## Task details:
Exactly repeat all the records below, omitting the images they hold.

----

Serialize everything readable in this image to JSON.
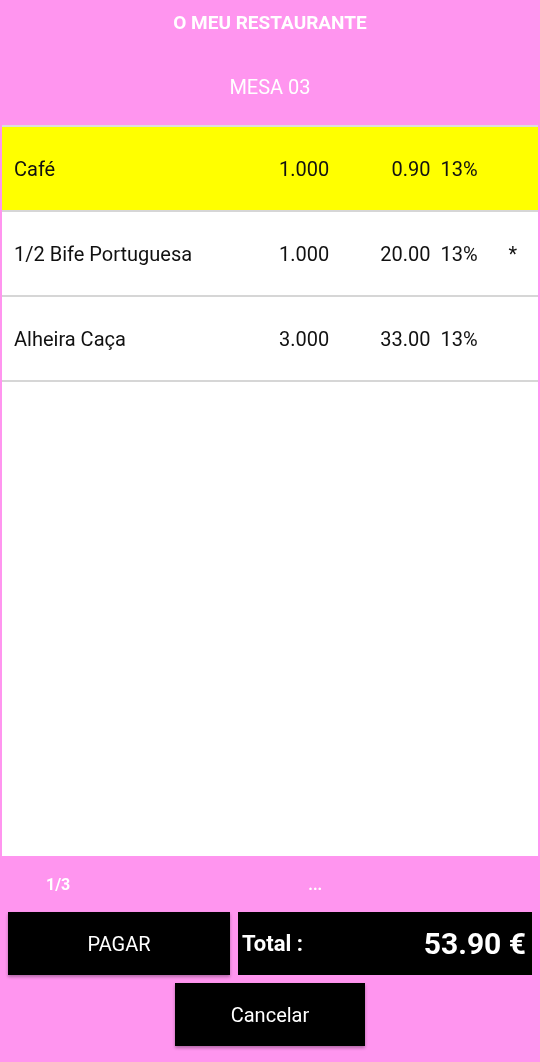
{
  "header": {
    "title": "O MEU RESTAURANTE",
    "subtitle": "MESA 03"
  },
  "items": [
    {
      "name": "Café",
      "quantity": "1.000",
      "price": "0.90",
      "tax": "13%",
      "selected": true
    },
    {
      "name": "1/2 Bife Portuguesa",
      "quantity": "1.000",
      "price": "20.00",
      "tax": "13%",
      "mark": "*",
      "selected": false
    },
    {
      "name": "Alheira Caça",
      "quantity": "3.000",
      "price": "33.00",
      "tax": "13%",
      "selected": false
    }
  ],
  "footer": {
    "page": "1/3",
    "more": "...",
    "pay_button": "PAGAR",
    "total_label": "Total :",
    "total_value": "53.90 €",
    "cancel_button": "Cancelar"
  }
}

----

## Task result:
Serialize everything readable in this image to JSON.
{
  "header": {
    "title": "O MEU RESTAURANTE",
    "subtitle": "MESA 03"
  },
  "items": [
    {
      "name": "Café",
      "quantity": "1.000",
      "price": "0.90",
      "tax": "13%",
      "selected": true
    },
    {
      "name": "1/2 Bife Portuguesa",
      "quantity": "1.000",
      "price": "20.00",
      "tax": "13%",
      "mark": "*",
      "selected": false
    },
    {
      "name": "Alheira Caça",
      "quantity": "3.000",
      "price": "33.00",
      "tax": "13%",
      "selected": false
    }
  ],
  "footer": {
    "page": "1/3",
    "more": "...",
    "pay_button": "PAGAR",
    "total_label": "Total :",
    "total_value": "53.90 €",
    "cancel_button": "Cancelar"
  }
}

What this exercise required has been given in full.